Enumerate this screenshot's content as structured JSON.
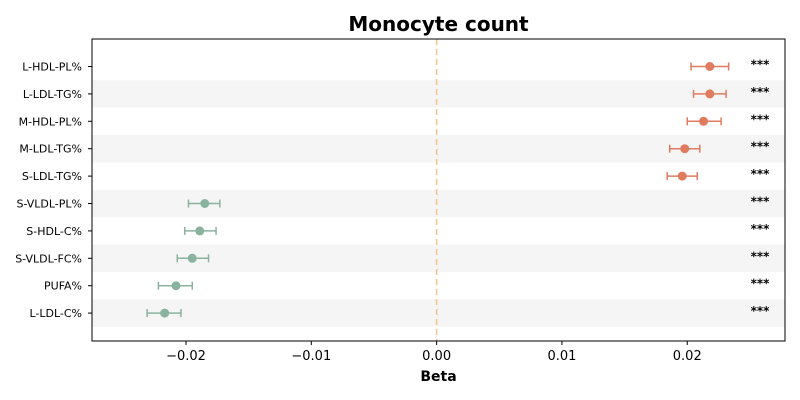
{
  "chart_data": {
    "type": "forest",
    "title": "Monocyte count",
    "xlabel": "Beta",
    "xlim": [
      -0.0275,
      0.0278
    ],
    "xticks": [
      -0.02,
      -0.01,
      0.0,
      0.01,
      0.02
    ],
    "xtick_labels": [
      "−0.02",
      "−0.01",
      "0.00",
      "0.01",
      "0.02"
    ],
    "reference_line": 0.0,
    "reference_line_color": "#f5c48a",
    "positive_color": "#e07b5f",
    "negative_color": "#8ab39f",
    "row_stripe_color": "#f5f5f5",
    "points": [
      {
        "label": "L-HDL-PL%",
        "beta": 0.0218,
        "ci_low": 0.0203,
        "ci_high": 0.0233,
        "sig": "***"
      },
      {
        "label": "L-LDL-TG%",
        "beta": 0.0218,
        "ci_low": 0.0205,
        "ci_high": 0.0231,
        "sig": "***"
      },
      {
        "label": "M-HDL-PL%",
        "beta": 0.0213,
        "ci_low": 0.02,
        "ci_high": 0.0227,
        "sig": "***"
      },
      {
        "label": "M-LDL-TG%",
        "beta": 0.0198,
        "ci_low": 0.0186,
        "ci_high": 0.021,
        "sig": "***"
      },
      {
        "label": "S-LDL-TG%",
        "beta": 0.0196,
        "ci_low": 0.0184,
        "ci_high": 0.0208,
        "sig": "***"
      },
      {
        "label": "S-VLDL-PL%",
        "beta": -0.0185,
        "ci_low": -0.0198,
        "ci_high": -0.0173,
        "sig": "***"
      },
      {
        "label": "S-HDL-C%",
        "beta": -0.0189,
        "ci_low": -0.0201,
        "ci_high": -0.0176,
        "sig": "***"
      },
      {
        "label": "S-VLDL-FC%",
        "beta": -0.0195,
        "ci_low": -0.0207,
        "ci_high": -0.0182,
        "sig": "***"
      },
      {
        "label": "PUFA%",
        "beta": -0.0208,
        "ci_low": -0.0222,
        "ci_high": -0.0195,
        "sig": "***"
      },
      {
        "label": "L-LDL-C%",
        "beta": -0.0217,
        "ci_low": -0.0231,
        "ci_high": -0.0204,
        "sig": "***"
      }
    ]
  }
}
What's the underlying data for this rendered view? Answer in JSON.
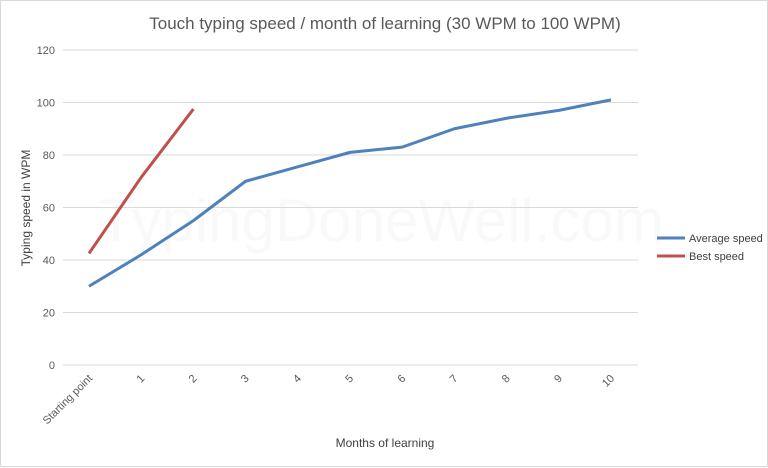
{
  "chart_data": {
    "type": "line",
    "title": "Touch typing speed / month of learning (30 WPM to 100 WPM)",
    "xlabel": "Months of learning",
    "ylabel": "Typing speed in WPM",
    "categories": [
      "Starting point",
      "1",
      "2",
      "3",
      "4",
      "5",
      "6",
      "7",
      "8",
      "9",
      "10"
    ],
    "ylim": [
      0,
      120
    ],
    "yticks": [
      0,
      20,
      40,
      60,
      80,
      100,
      120
    ],
    "grid": true,
    "legend_position": "right",
    "watermark": "TypingDoneWell.com",
    "series": [
      {
        "name": "Average speed",
        "color": "#4f81bd",
        "values": [
          30,
          42,
          55,
          70,
          75.5,
          81,
          83,
          90,
          94,
          97,
          101
        ]
      },
      {
        "name": "Best speed",
        "color": "#c0504d",
        "values": [
          42.5,
          71.5,
          97.5,
          null,
          null,
          null,
          null,
          null,
          null,
          null,
          null
        ]
      }
    ]
  }
}
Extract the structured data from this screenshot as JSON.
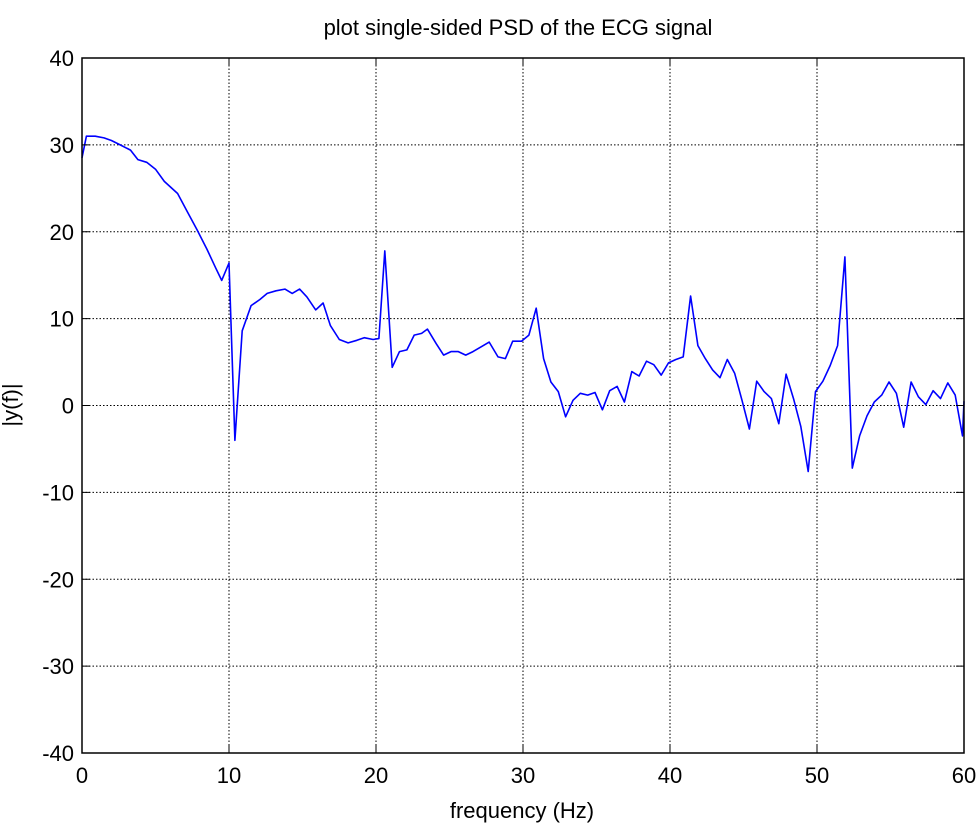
{
  "chart_data": {
    "type": "line",
    "title": "plot single-sided PSD of the ECG signal",
    "xlabel": "frequency (Hz)",
    "ylabel": "|y(f)|",
    "xlim": [
      0,
      60
    ],
    "ylim": [
      -40,
      40
    ],
    "xticks": [
      0,
      10,
      20,
      30,
      40,
      50,
      60
    ],
    "yticks": [
      -40,
      -30,
      -20,
      -10,
      0,
      10,
      20,
      30,
      40
    ],
    "xtick_labels": [
      "0",
      "10",
      "20",
      "30",
      "40",
      "50",
      "60"
    ],
    "ytick_labels": [
      "-40",
      "-30",
      "-20",
      "-10",
      "0",
      "10",
      "20",
      "30",
      "40"
    ],
    "grid": true,
    "line_color": "#0000ff",
    "series": [
      {
        "x": [
          0,
          0.3,
          0.9,
          1.5,
          2,
          2.6,
          3.3,
          3.8,
          4.4,
          5,
          5.6,
          6.5,
          7.2,
          7.8,
          8.5,
          9.1,
          9.5,
          10,
          10.4,
          10.9,
          11.5,
          12.1,
          12.6,
          13.2,
          13.8,
          14.3,
          14.8,
          15.3,
          15.9,
          16.4,
          16.9,
          17.5,
          18.1,
          18.7,
          19.2,
          19.8,
          20.2,
          20.6,
          21.1,
          21.6,
          22.1,
          22.6,
          23.1,
          23.5,
          24.1,
          24.6,
          25.1,
          25.6,
          26.1,
          26.6,
          27.2,
          27.7,
          28.3,
          28.8,
          29.3,
          29.9,
          30.4,
          30.9,
          31.4,
          31.9,
          32.4,
          32.9,
          33.4,
          33.9,
          34.4,
          34.9,
          35.4,
          35.9,
          36.4,
          36.9,
          37.4,
          37.9,
          38.4,
          38.9,
          39.4,
          39.9,
          40.4,
          40.9,
          41.4,
          41.9,
          42.4,
          42.9,
          43.4,
          43.9,
          44.4,
          44.9,
          45.4,
          45.9,
          46.4,
          46.9,
          47.4,
          47.9,
          48.4,
          48.9,
          49.4,
          49.9,
          50.4,
          50.9,
          51.4,
          51.9,
          52.4,
          52.9,
          53.4,
          53.9,
          54.4,
          54.9,
          55.4,
          55.9,
          56.4,
          56.9,
          57.4,
          57.9,
          58.4,
          58.9,
          59.4,
          59.9,
          60
        ],
        "y": [
          28.5,
          31,
          31,
          30.8,
          30.5,
          30,
          29.4,
          28.3,
          28,
          27.2,
          25.8,
          24.4,
          22.2,
          20.3,
          18,
          15.8,
          14.4,
          16.4,
          -4,
          8.6,
          11.5,
          12.2,
          12.9,
          13.2,
          13.4,
          12.9,
          13.4,
          12.5,
          11.0,
          11.8,
          9.2,
          7.6,
          7.2,
          7.5,
          7.8,
          7.6,
          7.7,
          17.8,
          4.4,
          6.2,
          6.4,
          8.1,
          8.3,
          8.8,
          7.1,
          5.8,
          6.2,
          6.2,
          5.8,
          6.2,
          6.8,
          7.3,
          5.6,
          5.4,
          7.4,
          7.4,
          8.1,
          11.2,
          5.4,
          2.7,
          1.6,
          -1.3,
          0.6,
          1.4,
          1.2,
          1.5,
          -0.5,
          1.7,
          2.2,
          0.4,
          3.9,
          3.4,
          5.1,
          4.7,
          3.5,
          4.9,
          5.3,
          5.6,
          12.6,
          6.9,
          5.4,
          4.1,
          3.2,
          5.3,
          3.7,
          0.6,
          -2.7,
          2.8,
          1.6,
          0.8,
          -2.1,
          3.6,
          0.8,
          -2.4,
          -7.6,
          1.6,
          2.8,
          4.6,
          6.9,
          17.1,
          -7.2,
          -3.5,
          -1.2,
          0.4,
          1.2,
          2.7,
          1.4,
          -2.5,
          2.7,
          1.0,
          0.1,
          1.7,
          0.8,
          2.6,
          1.2,
          -3.5,
          0.5
        ]
      }
    ]
  }
}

Exercise directions ▸ Restate each entry word for word, please, but drop any images it holds.

Response to the task ▸
Enumerate this screenshot's content as structured JSON.
{
  "chart_data": {
    "type": "forest",
    "title": "Monocyte count",
    "xlabel": "Beta",
    "xlim": [
      -0.0275,
      0.0278
    ],
    "xticks": [
      -0.02,
      -0.01,
      0.0,
      0.01,
      0.02
    ],
    "xtick_labels": [
      "−0.02",
      "−0.01",
      "0.00",
      "0.01",
      "0.02"
    ],
    "reference_line": 0.0,
    "reference_line_color": "#f5c48a",
    "positive_color": "#e07b5f",
    "negative_color": "#8ab39f",
    "row_stripe_color": "#f5f5f5",
    "points": [
      {
        "label": "L-HDL-PL%",
        "beta": 0.0218,
        "ci_low": 0.0203,
        "ci_high": 0.0233,
        "sig": "***"
      },
      {
        "label": "L-LDL-TG%",
        "beta": 0.0218,
        "ci_low": 0.0205,
        "ci_high": 0.0231,
        "sig": "***"
      },
      {
        "label": "M-HDL-PL%",
        "beta": 0.0213,
        "ci_low": 0.02,
        "ci_high": 0.0227,
        "sig": "***"
      },
      {
        "label": "M-LDL-TG%",
        "beta": 0.0198,
        "ci_low": 0.0186,
        "ci_high": 0.021,
        "sig": "***"
      },
      {
        "label": "S-LDL-TG%",
        "beta": 0.0196,
        "ci_low": 0.0184,
        "ci_high": 0.0208,
        "sig": "***"
      },
      {
        "label": "S-VLDL-PL%",
        "beta": -0.0185,
        "ci_low": -0.0198,
        "ci_high": -0.0173,
        "sig": "***"
      },
      {
        "label": "S-HDL-C%",
        "beta": -0.0189,
        "ci_low": -0.0201,
        "ci_high": -0.0176,
        "sig": "***"
      },
      {
        "label": "S-VLDL-FC%",
        "beta": -0.0195,
        "ci_low": -0.0207,
        "ci_high": -0.0182,
        "sig": "***"
      },
      {
        "label": "PUFA%",
        "beta": -0.0208,
        "ci_low": -0.0222,
        "ci_high": -0.0195,
        "sig": "***"
      },
      {
        "label": "L-LDL-C%",
        "beta": -0.0217,
        "ci_low": -0.0231,
        "ci_high": -0.0204,
        "sig": "***"
      }
    ]
  }
}
What's the underlying data for this rendered view? Answer in JSON.
{
  "chart_data": {
    "type": "line",
    "title": "Touch typing speed / month of learning (30 WPM to 100 WPM)",
    "xlabel": "Months of learning",
    "ylabel": "Typing speed in WPM",
    "categories": [
      "Starting point",
      "1",
      "2",
      "3",
      "4",
      "5",
      "6",
      "7",
      "8",
      "9",
      "10"
    ],
    "ylim": [
      0,
      120
    ],
    "yticks": [
      0,
      20,
      40,
      60,
      80,
      100,
      120
    ],
    "grid": true,
    "legend_position": "right",
    "watermark": "TypingDoneWell.com",
    "series": [
      {
        "name": "Average speed",
        "color": "#4f81bd",
        "values": [
          30,
          42,
          55,
          70,
          75.5,
          81,
          83,
          90,
          94,
          97,
          101
        ]
      },
      {
        "name": "Best speed",
        "color": "#c0504d",
        "values": [
          42.5,
          71.5,
          97.5,
          null,
          null,
          null,
          null,
          null,
          null,
          null,
          null
        ]
      }
    ]
  }
}
Extract the structured data from this screenshot as JSON.
{
  "chart_data": {
    "type": "line",
    "title": "plot single-sided PSD of the ECG signal",
    "xlabel": "frequency (Hz)",
    "ylabel": "|y(f)|",
    "xlim": [
      0,
      60
    ],
    "ylim": [
      -40,
      40
    ],
    "xticks": [
      0,
      10,
      20,
      30,
      40,
      50,
      60
    ],
    "yticks": [
      -40,
      -30,
      -20,
      -10,
      0,
      10,
      20,
      30,
      40
    ],
    "xtick_labels": [
      "0",
      "10",
      "20",
      "30",
      "40",
      "50",
      "60"
    ],
    "ytick_labels": [
      "-40",
      "-30",
      "-20",
      "-10",
      "0",
      "10",
      "20",
      "30",
      "40"
    ],
    "grid": true,
    "line_color": "#0000ff",
    "series": [
      {
        "x": [
          0,
          0.3,
          0.9,
          1.5,
          2,
          2.6,
          3.3,
          3.8,
          4.4,
          5,
          5.6,
          6.5,
          7.2,
          7.8,
          8.5,
          9.1,
          9.5,
          10,
          10.4,
          10.9,
          11.5,
          12.1,
          12.6,
          13.2,
          13.8,
          14.3,
          14.8,
          15.3,
          15.9,
          16.4,
          16.9,
          17.5,
          18.1,
          18.7,
          19.2,
          19.8,
          20.2,
          20.6,
          21.1,
          21.6,
          22.1,
          22.6,
          23.1,
          23.5,
          24.1,
          24.6,
          25.1,
          25.6,
          26.1,
          26.6,
          27.2,
          27.7,
          28.3,
          28.8,
          29.3,
          29.9,
          30.4,
          30.9,
          31.4,
          31.9,
          32.4,
          32.9,
          33.4,
          33.9,
          34.4,
          34.9,
          35.4,
          35.9,
          36.4,
          36.9,
          37.4,
          37.9,
          38.4,
          38.9,
          39.4,
          39.9,
          40.4,
          40.9,
          41.4,
          41.9,
          42.4,
          42.9,
          43.4,
          43.9,
          44.4,
          44.9,
          45.4,
          45.9,
          46.4,
          46.9,
          47.4,
          47.9,
          48.4,
          48.9,
          49.4,
          49.9,
          50.4,
          50.9,
          51.4,
          51.9,
          52.4,
          52.9,
          53.4,
          53.9,
          54.4,
          54.9,
          55.4,
          55.9,
          56.4,
          56.9,
          57.4,
          57.9,
          58.4,
          58.9,
          59.4,
          59.9,
          60
        ],
        "y": [
          28.5,
          31,
          31,
          30.8,
          30.5,
          30,
          29.4,
          28.3,
          28,
          27.2,
          25.8,
          24.4,
          22.2,
          20.3,
          18,
          15.8,
          14.4,
          16.4,
          -4,
          8.6,
          11.5,
          12.2,
          12.9,
          13.2,
          13.4,
          12.9,
          13.4,
          12.5,
          11.0,
          11.8,
          9.2,
          7.6,
          7.2,
          7.5,
          7.8,
          7.6,
          7.7,
          17.8,
          4.4,
          6.2,
          6.4,
          8.1,
          8.3,
          8.8,
          7.1,
          5.8,
          6.2,
          6.2,
          5.8,
          6.2,
          6.8,
          7.3,
          5.6,
          5.4,
          7.4,
          7.4,
          8.1,
          11.2,
          5.4,
          2.7,
          1.6,
          -1.3,
          0.6,
          1.4,
          1.2,
          1.5,
          -0.5,
          1.7,
          2.2,
          0.4,
          3.9,
          3.4,
          5.1,
          4.7,
          3.5,
          4.9,
          5.3,
          5.6,
          12.6,
          6.9,
          5.4,
          4.1,
          3.2,
          5.3,
          3.7,
          0.6,
          -2.7,
          2.8,
          1.6,
          0.8,
          -2.1,
          3.6,
          0.8,
          -2.4,
          -7.6,
          1.6,
          2.8,
          4.6,
          6.9,
          17.1,
          -7.2,
          -3.5,
          -1.2,
          0.4,
          1.2,
          2.7,
          1.4,
          -2.5,
          2.7,
          1.0,
          0.1,
          1.7,
          0.8,
          2.6,
          1.2,
          -3.5,
          0.5
        ]
      }
    ]
  }
}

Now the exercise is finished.